_INSTRUCTIONS TO FOLLOW_
Working from the material below, print the lines from the line holding "Decode this image" through its final line, inclusive, exactly and with nothing else; pictures are excluded.

_PROVIDED RECORDS_

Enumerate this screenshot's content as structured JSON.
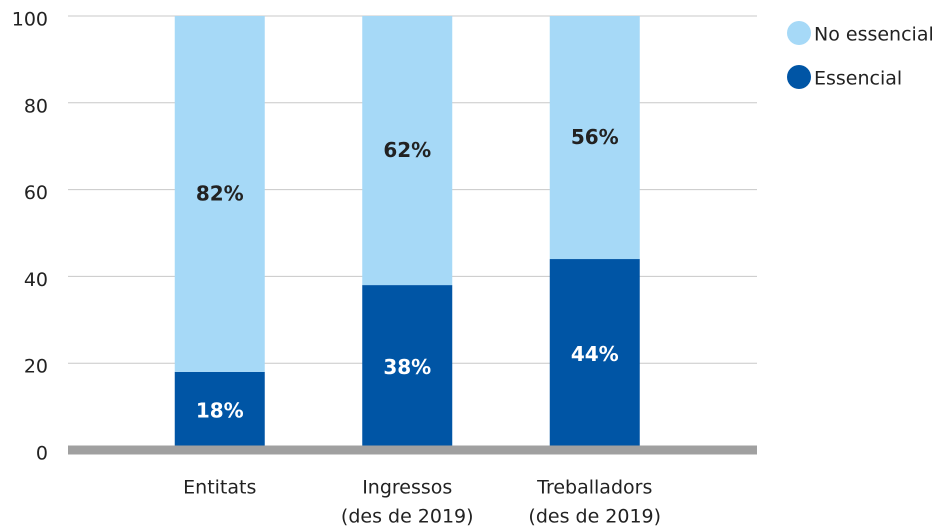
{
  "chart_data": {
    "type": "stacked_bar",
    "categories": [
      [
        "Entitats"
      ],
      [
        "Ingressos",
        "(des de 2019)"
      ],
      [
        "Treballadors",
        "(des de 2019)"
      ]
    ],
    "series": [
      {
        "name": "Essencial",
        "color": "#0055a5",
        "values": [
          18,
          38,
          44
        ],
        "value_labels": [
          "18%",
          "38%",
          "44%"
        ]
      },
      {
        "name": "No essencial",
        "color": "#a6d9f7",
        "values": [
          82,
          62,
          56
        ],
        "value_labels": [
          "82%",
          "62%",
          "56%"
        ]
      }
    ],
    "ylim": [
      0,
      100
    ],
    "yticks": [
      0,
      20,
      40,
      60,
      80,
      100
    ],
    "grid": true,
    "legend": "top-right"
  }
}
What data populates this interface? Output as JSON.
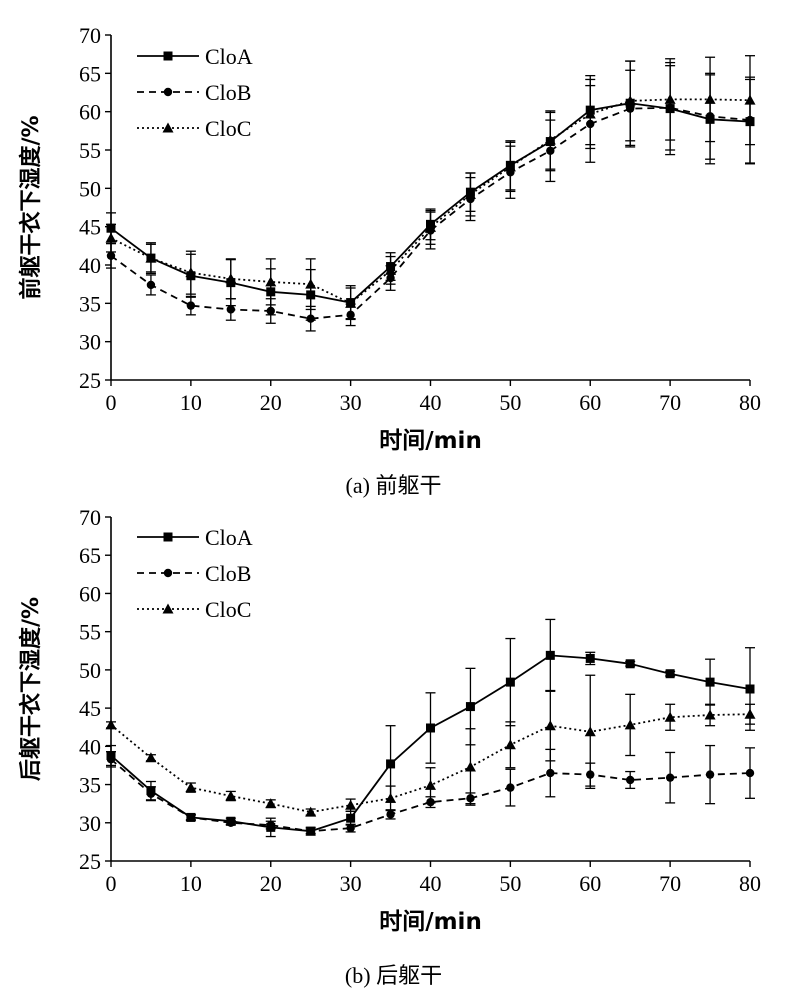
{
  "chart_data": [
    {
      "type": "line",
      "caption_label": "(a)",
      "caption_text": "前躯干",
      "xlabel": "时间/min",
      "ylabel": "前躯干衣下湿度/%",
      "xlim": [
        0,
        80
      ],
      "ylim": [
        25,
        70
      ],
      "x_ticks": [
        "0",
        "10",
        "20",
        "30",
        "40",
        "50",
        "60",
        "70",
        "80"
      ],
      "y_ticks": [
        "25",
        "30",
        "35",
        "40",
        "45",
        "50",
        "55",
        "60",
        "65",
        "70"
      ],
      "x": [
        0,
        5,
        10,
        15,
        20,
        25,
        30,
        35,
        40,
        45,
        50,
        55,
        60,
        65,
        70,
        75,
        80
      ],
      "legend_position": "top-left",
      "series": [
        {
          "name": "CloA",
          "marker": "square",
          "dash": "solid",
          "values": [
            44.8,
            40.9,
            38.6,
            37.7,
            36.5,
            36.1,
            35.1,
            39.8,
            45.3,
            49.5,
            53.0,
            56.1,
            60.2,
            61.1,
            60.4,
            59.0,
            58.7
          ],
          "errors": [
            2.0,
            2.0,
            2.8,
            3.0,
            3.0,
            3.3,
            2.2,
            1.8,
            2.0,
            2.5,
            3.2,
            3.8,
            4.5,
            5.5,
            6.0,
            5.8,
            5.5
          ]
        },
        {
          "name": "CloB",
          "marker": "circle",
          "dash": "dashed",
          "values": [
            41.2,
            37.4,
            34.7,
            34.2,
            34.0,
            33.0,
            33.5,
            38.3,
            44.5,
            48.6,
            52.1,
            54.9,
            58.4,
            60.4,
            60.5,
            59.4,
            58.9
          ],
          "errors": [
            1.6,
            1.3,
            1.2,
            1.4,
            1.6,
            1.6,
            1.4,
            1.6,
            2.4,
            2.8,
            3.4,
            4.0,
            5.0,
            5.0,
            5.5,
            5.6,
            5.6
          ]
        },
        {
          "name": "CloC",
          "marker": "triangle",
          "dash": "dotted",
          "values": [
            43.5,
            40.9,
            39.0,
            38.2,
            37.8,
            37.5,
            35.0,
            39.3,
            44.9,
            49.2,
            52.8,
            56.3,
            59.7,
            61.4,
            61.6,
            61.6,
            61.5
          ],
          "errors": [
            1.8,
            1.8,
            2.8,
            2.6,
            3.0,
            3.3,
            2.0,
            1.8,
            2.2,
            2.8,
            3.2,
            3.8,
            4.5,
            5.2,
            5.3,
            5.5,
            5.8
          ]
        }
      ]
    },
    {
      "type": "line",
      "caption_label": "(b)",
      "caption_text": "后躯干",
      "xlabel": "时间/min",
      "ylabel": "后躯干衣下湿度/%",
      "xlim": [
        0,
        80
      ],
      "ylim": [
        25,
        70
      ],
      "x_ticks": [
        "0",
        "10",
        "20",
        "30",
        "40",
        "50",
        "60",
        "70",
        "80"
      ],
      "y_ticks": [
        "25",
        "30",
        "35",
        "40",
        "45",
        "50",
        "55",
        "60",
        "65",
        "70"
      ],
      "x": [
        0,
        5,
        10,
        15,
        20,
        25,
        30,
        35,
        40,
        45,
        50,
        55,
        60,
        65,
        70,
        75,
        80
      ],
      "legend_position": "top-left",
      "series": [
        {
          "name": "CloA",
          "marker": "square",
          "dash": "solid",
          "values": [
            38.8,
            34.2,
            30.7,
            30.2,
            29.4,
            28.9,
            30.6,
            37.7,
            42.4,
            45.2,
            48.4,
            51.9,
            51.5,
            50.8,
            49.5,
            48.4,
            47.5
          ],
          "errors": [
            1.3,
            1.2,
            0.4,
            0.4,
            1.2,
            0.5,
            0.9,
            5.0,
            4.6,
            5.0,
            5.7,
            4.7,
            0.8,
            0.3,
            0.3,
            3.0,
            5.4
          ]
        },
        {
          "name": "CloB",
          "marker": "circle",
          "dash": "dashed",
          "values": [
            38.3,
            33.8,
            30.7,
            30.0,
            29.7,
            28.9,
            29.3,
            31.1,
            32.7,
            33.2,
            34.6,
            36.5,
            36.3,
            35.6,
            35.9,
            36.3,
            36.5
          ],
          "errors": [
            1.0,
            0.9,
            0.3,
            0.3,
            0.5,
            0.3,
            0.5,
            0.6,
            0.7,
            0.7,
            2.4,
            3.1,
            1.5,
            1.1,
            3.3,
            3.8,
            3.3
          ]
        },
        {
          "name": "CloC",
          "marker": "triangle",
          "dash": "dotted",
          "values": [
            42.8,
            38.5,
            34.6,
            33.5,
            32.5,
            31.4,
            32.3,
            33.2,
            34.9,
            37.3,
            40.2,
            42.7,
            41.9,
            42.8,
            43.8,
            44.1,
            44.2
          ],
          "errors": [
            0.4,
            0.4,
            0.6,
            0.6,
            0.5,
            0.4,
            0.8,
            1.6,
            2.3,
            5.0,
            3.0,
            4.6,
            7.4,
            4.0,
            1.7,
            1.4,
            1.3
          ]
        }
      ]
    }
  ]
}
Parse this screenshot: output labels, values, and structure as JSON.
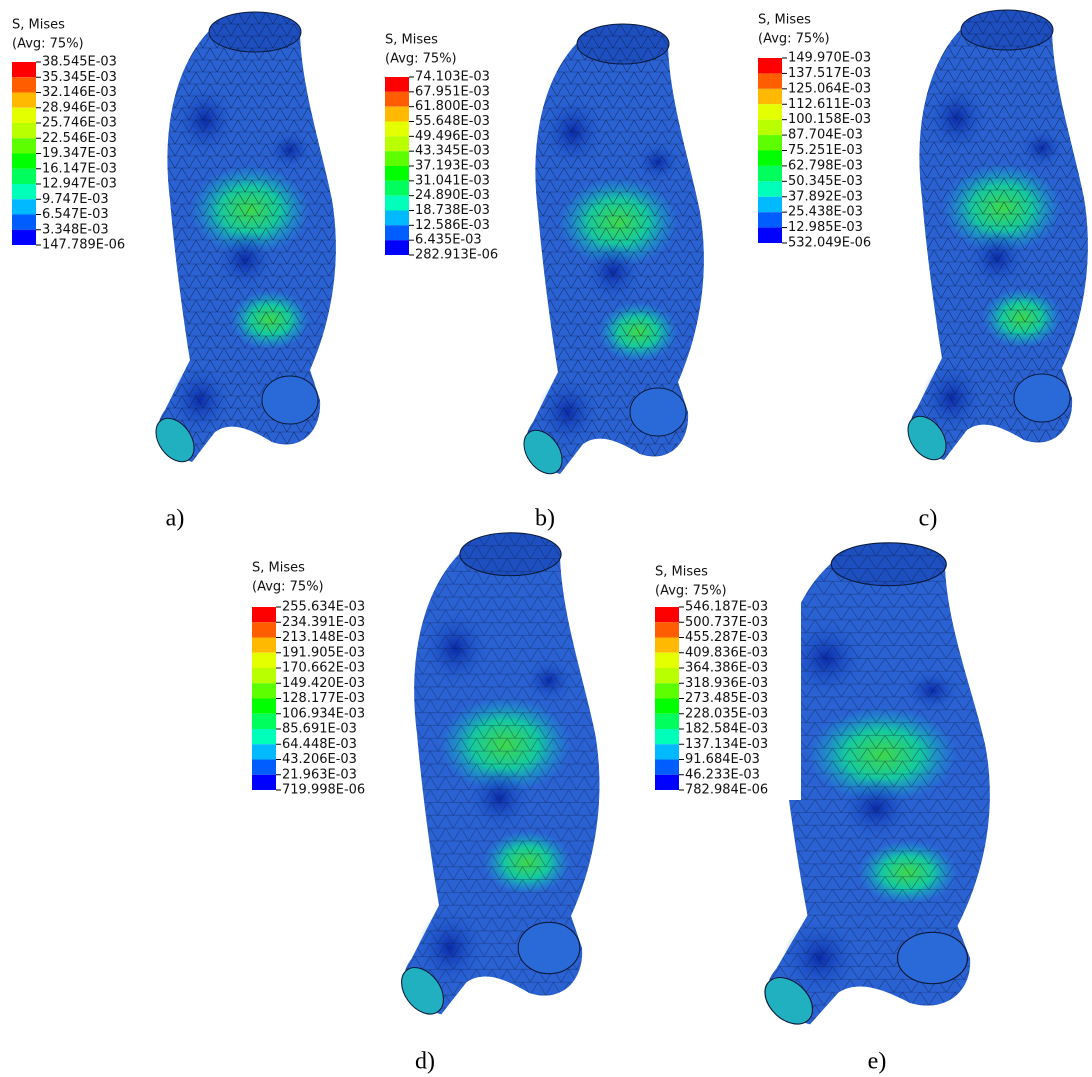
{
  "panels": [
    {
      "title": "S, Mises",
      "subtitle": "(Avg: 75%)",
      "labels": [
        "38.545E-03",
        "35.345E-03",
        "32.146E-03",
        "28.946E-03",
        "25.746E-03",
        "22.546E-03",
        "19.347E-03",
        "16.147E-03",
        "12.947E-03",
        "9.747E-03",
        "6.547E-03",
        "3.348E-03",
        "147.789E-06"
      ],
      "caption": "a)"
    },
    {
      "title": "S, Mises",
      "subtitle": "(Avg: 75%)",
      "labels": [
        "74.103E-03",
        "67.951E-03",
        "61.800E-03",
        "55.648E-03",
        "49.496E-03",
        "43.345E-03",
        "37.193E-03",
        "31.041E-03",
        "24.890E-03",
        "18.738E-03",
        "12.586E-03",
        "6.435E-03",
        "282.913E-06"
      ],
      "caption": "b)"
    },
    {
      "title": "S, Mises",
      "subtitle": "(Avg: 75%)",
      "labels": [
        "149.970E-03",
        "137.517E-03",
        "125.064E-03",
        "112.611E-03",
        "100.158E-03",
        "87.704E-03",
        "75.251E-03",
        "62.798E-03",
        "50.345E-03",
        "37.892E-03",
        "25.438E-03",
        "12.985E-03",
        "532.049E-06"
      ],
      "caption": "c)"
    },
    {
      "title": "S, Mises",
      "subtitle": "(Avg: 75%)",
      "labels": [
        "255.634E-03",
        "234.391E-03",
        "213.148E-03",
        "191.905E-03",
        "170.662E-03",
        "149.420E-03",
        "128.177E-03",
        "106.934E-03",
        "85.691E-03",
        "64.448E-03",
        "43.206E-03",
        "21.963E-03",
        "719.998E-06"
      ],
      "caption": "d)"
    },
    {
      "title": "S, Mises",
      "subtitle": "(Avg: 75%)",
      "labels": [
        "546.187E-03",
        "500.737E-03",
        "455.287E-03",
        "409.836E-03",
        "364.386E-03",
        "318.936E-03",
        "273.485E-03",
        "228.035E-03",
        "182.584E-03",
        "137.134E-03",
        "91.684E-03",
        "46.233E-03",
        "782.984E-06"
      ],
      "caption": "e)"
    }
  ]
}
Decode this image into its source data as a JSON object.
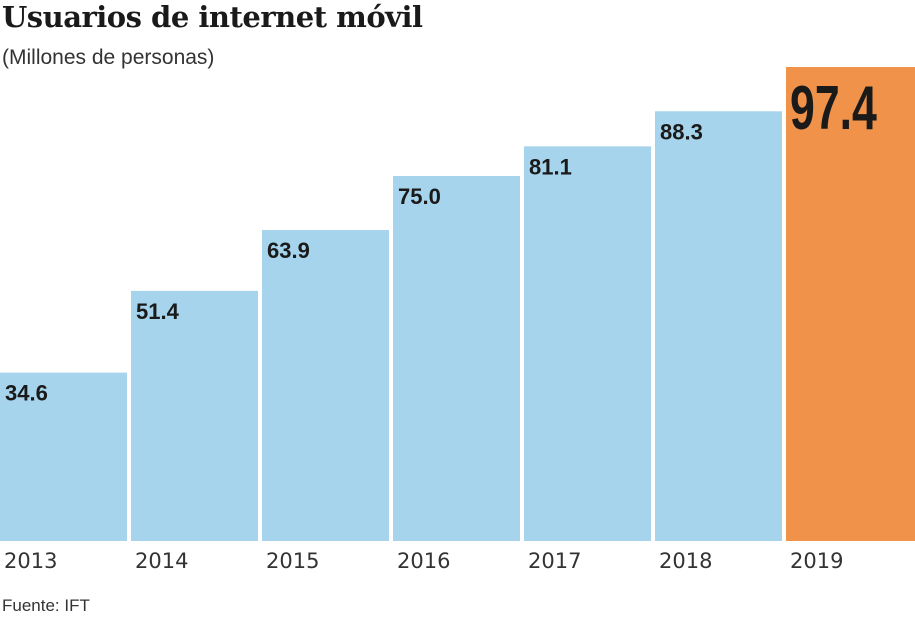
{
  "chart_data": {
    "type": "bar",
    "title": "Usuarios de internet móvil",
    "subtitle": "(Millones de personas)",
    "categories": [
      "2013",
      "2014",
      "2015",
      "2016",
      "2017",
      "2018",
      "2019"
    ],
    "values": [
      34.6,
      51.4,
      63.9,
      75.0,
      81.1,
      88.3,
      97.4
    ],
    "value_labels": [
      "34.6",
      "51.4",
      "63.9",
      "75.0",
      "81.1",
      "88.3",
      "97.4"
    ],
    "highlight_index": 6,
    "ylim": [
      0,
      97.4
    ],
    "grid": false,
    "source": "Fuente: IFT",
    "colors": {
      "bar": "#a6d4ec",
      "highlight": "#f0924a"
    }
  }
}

_ANSWER TO THE TASK_
Decode this image into its source data as a JSON object.
{
  "chart_data": {
    "type": "bar",
    "title": "Usuarios de internet móvil",
    "subtitle": "(Millones de personas)",
    "categories": [
      "2013",
      "2014",
      "2015",
      "2016",
      "2017",
      "2018",
      "2019"
    ],
    "values": [
      34.6,
      51.4,
      63.9,
      75.0,
      81.1,
      88.3,
      97.4
    ],
    "value_labels": [
      "34.6",
      "51.4",
      "63.9",
      "75.0",
      "81.1",
      "88.3",
      "97.4"
    ],
    "highlight_index": 6,
    "ylim": [
      0,
      97.4
    ],
    "grid": false,
    "source": "Fuente: IFT",
    "colors": {
      "bar": "#a6d4ec",
      "highlight": "#f0924a"
    }
  }
}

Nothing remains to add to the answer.